Dataset content ▸

##########

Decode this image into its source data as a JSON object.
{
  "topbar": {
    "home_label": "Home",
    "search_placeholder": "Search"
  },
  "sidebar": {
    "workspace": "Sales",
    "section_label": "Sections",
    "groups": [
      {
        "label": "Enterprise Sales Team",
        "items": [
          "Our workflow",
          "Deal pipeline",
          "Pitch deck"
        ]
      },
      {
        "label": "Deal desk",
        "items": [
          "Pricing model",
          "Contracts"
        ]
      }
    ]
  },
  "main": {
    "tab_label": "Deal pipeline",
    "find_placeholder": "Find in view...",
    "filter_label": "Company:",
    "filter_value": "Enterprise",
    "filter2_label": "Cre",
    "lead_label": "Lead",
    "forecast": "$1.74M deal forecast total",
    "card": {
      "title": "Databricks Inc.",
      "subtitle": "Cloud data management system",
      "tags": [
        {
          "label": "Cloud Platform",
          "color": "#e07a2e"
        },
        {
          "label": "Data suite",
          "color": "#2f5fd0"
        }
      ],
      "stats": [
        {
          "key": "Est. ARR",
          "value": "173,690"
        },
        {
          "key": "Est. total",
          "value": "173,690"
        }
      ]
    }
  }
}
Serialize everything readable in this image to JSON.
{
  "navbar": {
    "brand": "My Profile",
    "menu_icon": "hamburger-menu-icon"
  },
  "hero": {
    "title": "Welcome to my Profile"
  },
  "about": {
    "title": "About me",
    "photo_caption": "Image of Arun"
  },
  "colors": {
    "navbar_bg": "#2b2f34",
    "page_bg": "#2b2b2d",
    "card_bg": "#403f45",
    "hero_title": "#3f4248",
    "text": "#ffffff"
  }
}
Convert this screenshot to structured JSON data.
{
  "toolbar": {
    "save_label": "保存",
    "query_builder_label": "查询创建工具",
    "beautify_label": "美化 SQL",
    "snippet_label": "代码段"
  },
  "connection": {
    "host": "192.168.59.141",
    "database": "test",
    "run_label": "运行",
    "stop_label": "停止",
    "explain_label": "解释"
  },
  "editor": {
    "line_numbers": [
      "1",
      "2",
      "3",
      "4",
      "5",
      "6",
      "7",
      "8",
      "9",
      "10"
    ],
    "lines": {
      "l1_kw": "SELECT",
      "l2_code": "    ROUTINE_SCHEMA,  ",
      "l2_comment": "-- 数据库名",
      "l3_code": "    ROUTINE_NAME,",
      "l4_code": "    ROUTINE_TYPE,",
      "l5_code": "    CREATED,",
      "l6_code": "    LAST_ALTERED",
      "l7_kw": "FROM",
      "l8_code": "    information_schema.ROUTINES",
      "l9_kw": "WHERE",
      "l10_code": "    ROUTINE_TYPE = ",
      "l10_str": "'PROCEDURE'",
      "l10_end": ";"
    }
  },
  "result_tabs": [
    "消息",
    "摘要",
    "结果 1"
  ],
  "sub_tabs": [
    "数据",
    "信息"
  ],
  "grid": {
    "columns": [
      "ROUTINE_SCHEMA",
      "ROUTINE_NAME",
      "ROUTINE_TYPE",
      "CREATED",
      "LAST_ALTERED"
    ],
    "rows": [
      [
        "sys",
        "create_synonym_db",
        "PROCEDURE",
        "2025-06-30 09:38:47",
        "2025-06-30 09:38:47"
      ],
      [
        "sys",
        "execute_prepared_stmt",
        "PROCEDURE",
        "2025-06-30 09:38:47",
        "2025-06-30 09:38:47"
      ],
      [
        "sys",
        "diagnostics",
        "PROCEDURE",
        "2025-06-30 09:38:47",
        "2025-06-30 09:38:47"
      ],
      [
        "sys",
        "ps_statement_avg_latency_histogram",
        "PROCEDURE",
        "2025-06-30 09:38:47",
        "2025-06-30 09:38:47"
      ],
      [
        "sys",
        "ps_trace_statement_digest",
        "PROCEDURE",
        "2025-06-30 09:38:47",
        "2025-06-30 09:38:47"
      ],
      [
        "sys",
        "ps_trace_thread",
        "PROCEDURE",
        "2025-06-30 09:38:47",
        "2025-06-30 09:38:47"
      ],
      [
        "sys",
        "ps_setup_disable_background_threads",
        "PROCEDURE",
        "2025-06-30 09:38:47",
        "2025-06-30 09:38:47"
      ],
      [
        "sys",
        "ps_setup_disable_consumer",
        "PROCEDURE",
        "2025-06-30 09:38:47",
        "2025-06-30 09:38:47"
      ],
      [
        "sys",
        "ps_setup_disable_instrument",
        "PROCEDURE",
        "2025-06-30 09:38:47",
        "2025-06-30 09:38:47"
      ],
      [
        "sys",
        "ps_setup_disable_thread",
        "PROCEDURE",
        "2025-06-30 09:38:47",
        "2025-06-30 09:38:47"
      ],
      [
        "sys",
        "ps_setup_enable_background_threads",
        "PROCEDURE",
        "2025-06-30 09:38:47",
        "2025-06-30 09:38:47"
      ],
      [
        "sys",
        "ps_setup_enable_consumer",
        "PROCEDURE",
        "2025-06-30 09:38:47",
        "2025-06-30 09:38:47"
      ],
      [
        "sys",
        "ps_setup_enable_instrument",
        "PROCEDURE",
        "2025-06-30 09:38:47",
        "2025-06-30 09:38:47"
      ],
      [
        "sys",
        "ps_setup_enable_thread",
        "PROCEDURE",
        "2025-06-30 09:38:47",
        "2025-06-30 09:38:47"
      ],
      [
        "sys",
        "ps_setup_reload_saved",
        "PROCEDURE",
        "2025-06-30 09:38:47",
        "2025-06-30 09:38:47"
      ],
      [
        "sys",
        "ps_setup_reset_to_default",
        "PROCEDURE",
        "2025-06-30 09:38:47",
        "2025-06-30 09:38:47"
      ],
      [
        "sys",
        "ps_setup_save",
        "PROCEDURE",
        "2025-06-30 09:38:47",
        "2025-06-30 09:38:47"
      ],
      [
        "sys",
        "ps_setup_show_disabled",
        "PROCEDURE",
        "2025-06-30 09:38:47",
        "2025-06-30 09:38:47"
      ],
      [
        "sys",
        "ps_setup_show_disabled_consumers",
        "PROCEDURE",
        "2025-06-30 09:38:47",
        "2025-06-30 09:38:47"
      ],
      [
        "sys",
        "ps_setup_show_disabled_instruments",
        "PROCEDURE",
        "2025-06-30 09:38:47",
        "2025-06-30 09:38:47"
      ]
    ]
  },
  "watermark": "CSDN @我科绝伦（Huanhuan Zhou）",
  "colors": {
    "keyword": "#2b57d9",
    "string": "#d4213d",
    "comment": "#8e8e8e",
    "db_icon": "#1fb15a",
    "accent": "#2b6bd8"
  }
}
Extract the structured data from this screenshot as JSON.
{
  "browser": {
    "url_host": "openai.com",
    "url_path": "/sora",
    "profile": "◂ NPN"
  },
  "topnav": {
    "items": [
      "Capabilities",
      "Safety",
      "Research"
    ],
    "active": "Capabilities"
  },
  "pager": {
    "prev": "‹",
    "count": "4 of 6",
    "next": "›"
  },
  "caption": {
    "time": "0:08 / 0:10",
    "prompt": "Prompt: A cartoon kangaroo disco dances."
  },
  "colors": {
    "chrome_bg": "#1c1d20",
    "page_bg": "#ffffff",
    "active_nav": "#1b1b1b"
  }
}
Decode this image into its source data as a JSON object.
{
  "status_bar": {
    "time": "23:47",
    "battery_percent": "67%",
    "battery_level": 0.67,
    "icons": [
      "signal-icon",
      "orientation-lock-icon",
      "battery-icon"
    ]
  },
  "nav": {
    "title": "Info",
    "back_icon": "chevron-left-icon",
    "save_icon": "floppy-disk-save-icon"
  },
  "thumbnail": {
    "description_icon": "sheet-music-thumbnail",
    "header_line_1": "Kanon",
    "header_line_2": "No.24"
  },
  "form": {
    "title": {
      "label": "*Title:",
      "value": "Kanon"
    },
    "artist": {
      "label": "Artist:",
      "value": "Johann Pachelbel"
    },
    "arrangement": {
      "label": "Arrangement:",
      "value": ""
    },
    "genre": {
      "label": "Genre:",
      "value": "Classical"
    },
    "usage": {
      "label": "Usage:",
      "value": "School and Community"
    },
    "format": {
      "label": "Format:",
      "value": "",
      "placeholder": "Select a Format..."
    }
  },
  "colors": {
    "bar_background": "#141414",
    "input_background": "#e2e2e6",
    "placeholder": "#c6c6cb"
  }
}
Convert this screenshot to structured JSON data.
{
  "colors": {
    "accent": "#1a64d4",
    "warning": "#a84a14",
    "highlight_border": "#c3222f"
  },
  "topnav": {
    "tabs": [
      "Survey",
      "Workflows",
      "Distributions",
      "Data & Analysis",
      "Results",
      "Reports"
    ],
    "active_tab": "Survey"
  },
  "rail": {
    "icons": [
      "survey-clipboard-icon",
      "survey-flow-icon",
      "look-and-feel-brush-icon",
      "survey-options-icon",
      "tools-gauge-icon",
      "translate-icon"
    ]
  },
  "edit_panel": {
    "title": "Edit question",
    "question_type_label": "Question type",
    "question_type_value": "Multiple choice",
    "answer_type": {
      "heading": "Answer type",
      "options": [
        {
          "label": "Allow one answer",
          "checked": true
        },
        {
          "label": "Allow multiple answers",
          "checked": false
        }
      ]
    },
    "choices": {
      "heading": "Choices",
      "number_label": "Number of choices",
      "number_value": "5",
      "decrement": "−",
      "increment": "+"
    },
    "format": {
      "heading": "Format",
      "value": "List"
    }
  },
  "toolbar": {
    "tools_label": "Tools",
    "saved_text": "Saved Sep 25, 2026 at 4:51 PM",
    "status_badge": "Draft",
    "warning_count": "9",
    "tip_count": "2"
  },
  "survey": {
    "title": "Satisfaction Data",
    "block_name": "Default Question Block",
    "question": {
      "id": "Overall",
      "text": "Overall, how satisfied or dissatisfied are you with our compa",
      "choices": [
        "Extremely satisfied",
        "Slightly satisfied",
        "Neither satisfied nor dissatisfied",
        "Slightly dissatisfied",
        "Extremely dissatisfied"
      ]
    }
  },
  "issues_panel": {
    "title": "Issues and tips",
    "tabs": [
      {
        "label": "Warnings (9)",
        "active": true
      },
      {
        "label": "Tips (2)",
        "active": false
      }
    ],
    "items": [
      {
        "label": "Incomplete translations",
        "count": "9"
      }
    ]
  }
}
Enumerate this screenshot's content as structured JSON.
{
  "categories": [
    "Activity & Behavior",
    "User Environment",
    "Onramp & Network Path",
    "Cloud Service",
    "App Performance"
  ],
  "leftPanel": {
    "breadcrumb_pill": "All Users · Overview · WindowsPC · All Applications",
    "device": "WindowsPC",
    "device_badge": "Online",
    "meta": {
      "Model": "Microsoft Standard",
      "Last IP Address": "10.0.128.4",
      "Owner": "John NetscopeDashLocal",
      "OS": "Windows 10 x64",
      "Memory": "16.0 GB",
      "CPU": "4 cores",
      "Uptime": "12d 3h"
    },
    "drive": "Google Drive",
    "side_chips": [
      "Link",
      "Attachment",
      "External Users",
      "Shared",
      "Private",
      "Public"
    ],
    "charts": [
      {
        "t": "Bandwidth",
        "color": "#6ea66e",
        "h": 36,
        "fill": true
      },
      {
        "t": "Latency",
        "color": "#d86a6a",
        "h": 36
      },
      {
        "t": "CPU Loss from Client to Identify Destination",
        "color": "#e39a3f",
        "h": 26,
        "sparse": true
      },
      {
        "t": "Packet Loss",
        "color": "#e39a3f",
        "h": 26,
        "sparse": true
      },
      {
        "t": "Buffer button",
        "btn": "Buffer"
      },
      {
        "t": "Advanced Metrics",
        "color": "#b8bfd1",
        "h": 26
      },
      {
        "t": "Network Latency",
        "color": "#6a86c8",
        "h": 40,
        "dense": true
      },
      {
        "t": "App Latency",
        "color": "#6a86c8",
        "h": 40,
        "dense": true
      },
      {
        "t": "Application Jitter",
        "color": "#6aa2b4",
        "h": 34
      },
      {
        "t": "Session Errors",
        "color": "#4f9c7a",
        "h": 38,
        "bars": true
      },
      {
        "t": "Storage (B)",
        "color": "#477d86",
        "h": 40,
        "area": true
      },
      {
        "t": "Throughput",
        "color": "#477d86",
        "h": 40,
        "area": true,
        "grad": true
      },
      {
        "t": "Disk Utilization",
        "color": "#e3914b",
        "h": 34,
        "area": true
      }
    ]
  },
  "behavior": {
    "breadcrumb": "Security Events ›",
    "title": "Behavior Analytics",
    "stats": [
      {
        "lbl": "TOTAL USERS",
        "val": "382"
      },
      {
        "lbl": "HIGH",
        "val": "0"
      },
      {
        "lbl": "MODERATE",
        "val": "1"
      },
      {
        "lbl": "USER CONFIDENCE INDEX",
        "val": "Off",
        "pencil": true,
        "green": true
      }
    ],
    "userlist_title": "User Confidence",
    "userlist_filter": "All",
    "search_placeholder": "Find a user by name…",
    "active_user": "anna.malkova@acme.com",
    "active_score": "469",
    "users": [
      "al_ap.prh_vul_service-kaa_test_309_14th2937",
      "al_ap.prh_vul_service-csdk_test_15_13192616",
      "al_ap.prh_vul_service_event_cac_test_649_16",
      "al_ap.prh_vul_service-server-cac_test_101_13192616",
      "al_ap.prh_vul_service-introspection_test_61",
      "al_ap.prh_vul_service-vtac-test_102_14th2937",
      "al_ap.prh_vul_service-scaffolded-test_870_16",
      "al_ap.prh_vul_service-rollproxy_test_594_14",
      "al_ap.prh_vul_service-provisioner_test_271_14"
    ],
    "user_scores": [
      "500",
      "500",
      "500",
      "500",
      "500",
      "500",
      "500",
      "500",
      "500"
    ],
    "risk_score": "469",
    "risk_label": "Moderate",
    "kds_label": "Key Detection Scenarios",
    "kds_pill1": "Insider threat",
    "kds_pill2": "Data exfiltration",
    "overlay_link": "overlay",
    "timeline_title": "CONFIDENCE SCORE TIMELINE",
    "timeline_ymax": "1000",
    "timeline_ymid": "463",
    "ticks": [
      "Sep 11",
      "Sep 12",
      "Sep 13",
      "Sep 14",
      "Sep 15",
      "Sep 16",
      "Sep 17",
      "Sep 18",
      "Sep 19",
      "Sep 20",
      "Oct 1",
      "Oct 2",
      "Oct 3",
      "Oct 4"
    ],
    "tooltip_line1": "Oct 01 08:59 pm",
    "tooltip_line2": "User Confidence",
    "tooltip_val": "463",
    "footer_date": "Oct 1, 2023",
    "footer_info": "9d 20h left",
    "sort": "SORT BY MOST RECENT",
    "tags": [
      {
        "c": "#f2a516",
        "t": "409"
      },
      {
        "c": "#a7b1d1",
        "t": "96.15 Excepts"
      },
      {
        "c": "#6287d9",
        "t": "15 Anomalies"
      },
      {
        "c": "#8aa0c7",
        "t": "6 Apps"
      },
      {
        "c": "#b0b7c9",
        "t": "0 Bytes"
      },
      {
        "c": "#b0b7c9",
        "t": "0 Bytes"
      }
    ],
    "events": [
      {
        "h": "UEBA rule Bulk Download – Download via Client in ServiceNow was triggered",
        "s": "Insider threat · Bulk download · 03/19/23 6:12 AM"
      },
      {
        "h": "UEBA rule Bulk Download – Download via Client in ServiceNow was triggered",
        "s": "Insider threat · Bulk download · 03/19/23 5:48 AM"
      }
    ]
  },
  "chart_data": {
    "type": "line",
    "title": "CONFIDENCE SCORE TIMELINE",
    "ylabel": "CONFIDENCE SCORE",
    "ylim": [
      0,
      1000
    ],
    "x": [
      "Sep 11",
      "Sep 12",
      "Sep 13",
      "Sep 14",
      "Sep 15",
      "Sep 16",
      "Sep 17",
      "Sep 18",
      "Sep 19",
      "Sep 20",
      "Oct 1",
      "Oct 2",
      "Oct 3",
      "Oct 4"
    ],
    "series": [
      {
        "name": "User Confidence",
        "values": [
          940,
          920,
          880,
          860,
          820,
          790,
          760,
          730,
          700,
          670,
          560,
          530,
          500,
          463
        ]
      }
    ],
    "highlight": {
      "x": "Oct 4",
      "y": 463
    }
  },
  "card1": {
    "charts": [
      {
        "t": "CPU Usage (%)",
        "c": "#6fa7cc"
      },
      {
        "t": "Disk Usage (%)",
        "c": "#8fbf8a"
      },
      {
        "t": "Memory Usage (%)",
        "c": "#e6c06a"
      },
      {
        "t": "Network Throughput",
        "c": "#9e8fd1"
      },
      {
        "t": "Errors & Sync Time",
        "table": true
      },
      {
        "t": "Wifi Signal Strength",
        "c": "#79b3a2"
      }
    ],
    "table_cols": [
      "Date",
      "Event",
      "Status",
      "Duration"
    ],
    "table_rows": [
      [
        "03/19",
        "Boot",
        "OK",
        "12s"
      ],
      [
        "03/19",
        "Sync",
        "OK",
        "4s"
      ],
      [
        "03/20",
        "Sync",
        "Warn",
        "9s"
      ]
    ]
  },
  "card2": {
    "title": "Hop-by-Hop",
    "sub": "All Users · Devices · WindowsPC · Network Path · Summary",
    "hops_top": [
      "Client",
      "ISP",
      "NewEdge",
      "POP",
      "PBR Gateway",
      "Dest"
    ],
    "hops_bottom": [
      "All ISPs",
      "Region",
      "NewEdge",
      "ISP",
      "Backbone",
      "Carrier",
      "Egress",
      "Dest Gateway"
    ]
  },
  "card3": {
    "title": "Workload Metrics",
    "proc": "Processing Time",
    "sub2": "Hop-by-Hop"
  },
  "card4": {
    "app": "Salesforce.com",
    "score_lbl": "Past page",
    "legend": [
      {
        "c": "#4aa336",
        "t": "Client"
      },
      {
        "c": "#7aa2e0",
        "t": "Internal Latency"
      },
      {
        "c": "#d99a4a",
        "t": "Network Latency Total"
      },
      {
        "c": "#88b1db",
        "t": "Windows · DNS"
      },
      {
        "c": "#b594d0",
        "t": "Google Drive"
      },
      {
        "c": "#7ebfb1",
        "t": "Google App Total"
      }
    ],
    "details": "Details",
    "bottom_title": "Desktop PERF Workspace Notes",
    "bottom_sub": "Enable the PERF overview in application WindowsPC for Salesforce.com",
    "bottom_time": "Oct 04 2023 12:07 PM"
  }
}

##########

Instruction ▸
Pick out each line containing "screenshot" and report it.

Solution to this problem ▸
Convert this screenshot to structured JSON data.
Extract the structured data from this screenshot as JSON.
Convert this screenshot to structured JSON data.
Enumerate this screenshot's content as structured JSON.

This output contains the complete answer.